### WRITTEN EXERCISE
Could you echo the records verbatim, from the line containing "play-icon [857, 777, 885, 805]" up to and including the line containing "log-line: in_tbl a_10k_pnts"?

### DATASET RECORDS
----
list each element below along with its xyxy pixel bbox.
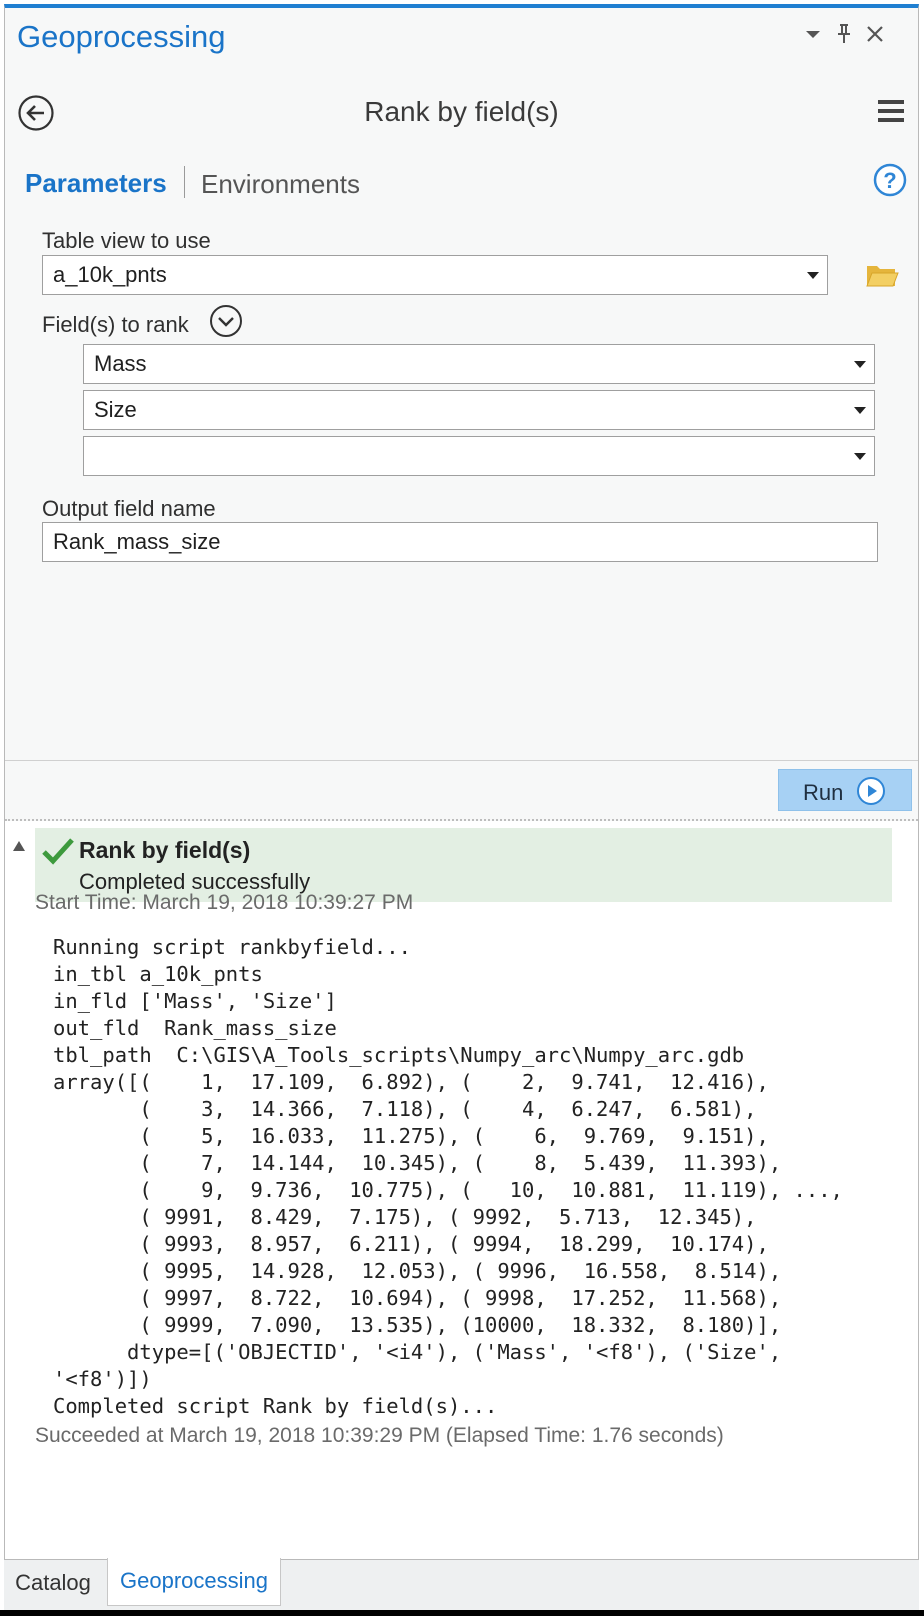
play-icon [857, 777, 885, 805]
bottom-tab-strip: Catalog Geoprocessing [4, 1558, 919, 1610]
succeeded-message: Succeeded at March 19, 2018 10:39:29 PM … [35, 1424, 724, 1447]
log-line: array([( 1, 17.109, 6.892), ( 2, 9.741, … [53, 1070, 769, 1094]
tab-geoprocessing[interactable]: Geoprocessing [107, 1558, 281, 1606]
field-select-3[interactable] [83, 436, 875, 476]
log-line: ( 9993, 8.957, 6.211), ( 9994, 18.299, 1… [139, 1232, 769, 1256]
log-line: in_tbl a_10k_pnts [53, 962, 263, 986]
geoprocessing-pane: Geoprocessing Rank by field(s) Parameter… [4, 4, 919, 1560]
log-line: in_fld ['Mass', 'Size'] [53, 989, 337, 1013]
fields-to-rank-label: Field(s) to rank [42, 312, 189, 337]
svg-text:?: ? [883, 168, 896, 193]
pane-title: Geoprocessing [17, 19, 226, 54]
output-field-input[interactable]: Rank_mass_size [42, 522, 878, 562]
dropdown-icon[interactable] [801, 22, 825, 46]
pane-title-bar: Geoprocessing [5, 8, 918, 74]
chevron-down-icon [854, 453, 866, 460]
log-line: ( 5, 16.033, 11.275), ( 6, 9.769, 9.151)… [139, 1124, 769, 1148]
run-bar: Run [5, 761, 918, 821]
collapse-triangle-icon[interactable] [13, 841, 25, 851]
field-select-2[interactable]: Size [83, 390, 875, 430]
table-view-label: Table view to use [42, 228, 211, 253]
success-check-icon [42, 838, 74, 865]
field-value-1: Mass [94, 351, 147, 376]
log-line: ( 7, 14.144, 10.345), ( 8, 5.439, 11.393… [139, 1151, 782, 1175]
log-line: '<f8')]) [53, 1367, 152, 1391]
log-line: ( 3, 14.366, 7.118), ( 4, 6.247, 6.581), [139, 1097, 757, 1121]
table-view-select[interactable]: a_10k_pnts [42, 255, 828, 295]
tab-divider [184, 166, 185, 198]
tab-parameters[interactable]: Parameters [25, 168, 167, 199]
tool-parameters-area: Rank by field(s) Parameters Environments… [5, 74, 918, 760]
menu-icon[interactable] [876, 96, 906, 126]
chevron-down-circle-icon[interactable] [209, 304, 243, 338]
result-title: Rank by field(s) [79, 837, 251, 863]
log-line: ( 9991, 8.429, 7.175), ( 9992, 5.713, 12… [139, 1205, 757, 1229]
chevron-down-icon [807, 272, 819, 279]
start-time-message: Start Time: March 19, 2018 10:39:27 PM [35, 891, 414, 914]
log-line: ( 9, 9.736, 10.775), ( 10, 10.881, 11.11… [139, 1178, 843, 1202]
pin-icon[interactable] [832, 22, 856, 46]
tab-catalog[interactable]: Catalog [4, 1560, 102, 1606]
splitter-handle[interactable] [5, 819, 918, 821]
table-view-value: a_10k_pnts [53, 262, 167, 287]
log-line: dtype=[('OBJECTID', '<i4'), ('Mass', '<f… [127, 1340, 782, 1364]
log-line: out_fld Rank_mass_size [53, 1016, 337, 1040]
run-button[interactable]: Run [778, 769, 912, 811]
screen-bottom-edge [0, 1610, 924, 1616]
close-icon[interactable] [863, 22, 887, 46]
output-field-label: Output field name [42, 496, 216, 521]
log-line: Completed script Rank by field(s)... [53, 1394, 498, 1418]
help-icon[interactable]: ? [872, 162, 908, 198]
field-value-2: Size [94, 397, 137, 422]
log-line: Running script rankbyfield... [53, 935, 411, 959]
log-line: tbl_path C:\GIS\A_Tools_scripts\Numpy_ar… [53, 1043, 745, 1067]
log-line: ( 9999, 7.090, 13.535), (10000, 18.332, … [139, 1313, 782, 1337]
script-log: Running script rankbyfield... in_tbl a_1… [53, 934, 843, 1420]
log-line: ( 9995, 14.928, 12.053), ( 9996, 16.558,… [139, 1259, 782, 1283]
output-field-value: Rank_mass_size [53, 529, 221, 554]
tool-title: Rank by field(s) [364, 96, 559, 127]
chevron-down-icon [854, 361, 866, 368]
field-select-1[interactable]: Mass [83, 344, 875, 384]
tab-environments[interactable]: Environments [201, 169, 360, 200]
log-line: ( 9997, 8.722, 10.694), ( 9998, 17.252, … [139, 1286, 782, 1310]
run-button-label: Run [803, 780, 844, 805]
chevron-down-icon [854, 407, 866, 414]
folder-icon[interactable] [865, 260, 899, 290]
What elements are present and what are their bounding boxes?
----
### OUTPUT FOR THIS EXERCISE
play-icon [857, 777, 885, 805]
bottom-tab-strip: Catalog Geoprocessing [4, 1558, 919, 1610]
succeeded-message: Succeeded at March 19, 2018 10:39:29 PM … [35, 1424, 724, 1447]
log-line: array([( 1, 17.109, 6.892), ( 2, 9.741, … [53, 1070, 769, 1094]
tab-geoprocessing[interactable]: Geoprocessing [107, 1558, 281, 1606]
field-select-3[interactable] [83, 436, 875, 476]
log-line: ( 9993, 8.957, 6.211), ( 9994, 18.299, 1… [139, 1232, 769, 1256]
log-line: in_tbl a_10k_pnts [53, 962, 263, 986]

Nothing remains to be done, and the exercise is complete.